• _WORK TO DO_
Each record is to be transcribed exactly.
[start GIVEN ENTRIES]
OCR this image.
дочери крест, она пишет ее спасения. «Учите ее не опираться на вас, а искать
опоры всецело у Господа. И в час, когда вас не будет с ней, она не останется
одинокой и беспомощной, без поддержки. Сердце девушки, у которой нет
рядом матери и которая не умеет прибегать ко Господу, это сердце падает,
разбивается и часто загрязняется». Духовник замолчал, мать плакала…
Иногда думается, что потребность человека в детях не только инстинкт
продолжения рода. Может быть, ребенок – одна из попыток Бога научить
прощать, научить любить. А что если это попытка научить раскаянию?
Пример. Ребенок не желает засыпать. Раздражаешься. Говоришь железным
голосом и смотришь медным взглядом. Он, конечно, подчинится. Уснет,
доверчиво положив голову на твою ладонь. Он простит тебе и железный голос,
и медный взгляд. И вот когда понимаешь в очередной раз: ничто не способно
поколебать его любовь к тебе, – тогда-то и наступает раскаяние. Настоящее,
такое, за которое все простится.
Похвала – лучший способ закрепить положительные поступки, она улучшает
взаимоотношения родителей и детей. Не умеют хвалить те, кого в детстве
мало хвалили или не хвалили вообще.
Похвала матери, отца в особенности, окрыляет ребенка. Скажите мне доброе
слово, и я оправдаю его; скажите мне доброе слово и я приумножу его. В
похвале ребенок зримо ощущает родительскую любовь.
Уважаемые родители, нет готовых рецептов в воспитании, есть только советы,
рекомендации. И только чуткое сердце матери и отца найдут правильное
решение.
[end GIVEN ENTRIES]
• _EXERCISE OUTPUT_
OCR this image.
дочери крест, она пишет ее спасения. «Учите ее не опираться на вас, а искать
опоры всецело у Господа. И в час, когда вас не будет с ней, она не останется
одинокой и беспомощной, без поддержки. Сердце девушки, у которой нет
рядом матери и которая не умеет прибегать ко Господу, это сердце падает,
разбивается и часто загрязняется». Духовник замолчал, мать плакала…
Иногда думается, что потребность человека в детях не только инстинкт
продолжения рода. Может быть, ребенок – одна из попыток Бога научить
прощать, научить любить. А что если это попытка научить раскаянию?
Пример. Ребенок не желает засыпать. Раздражаешься. Говоришь железным
голосом и смотришь медным взглядом. Он, конечно, подчинится. Уснет,
доверчиво положив голову на твою ладонь. Он простит тебе и железный голос,
и медный взгляд. И вот когда понимаешь в очередной раз: ничто не способно
поколебать его любовь к тебе, – тогда-то и наступает раскаяние. Настоящее,
такое, за которое все простится.
Похвала – лучший способ закрепить положительные поступки, она улучшает
взаимоотношения родителей и детей. Не умеют хвалить те, кого в детстве
мало хвалили или не хвалили вообще.
Похвала матери, отца в особенности, окрыляет ребенка. Скажите мне доброе
слово, и я оправдаю его; скажите мне доброе слово и я приумножу его. В
похвале ребенок зримо ощущает родительскую любовь.
Уважаемые родители, нет готовых рецептов в воспитании, есть только советы,
рекомендации. И только чуткое сердце матери и отца найдут правильное
решение.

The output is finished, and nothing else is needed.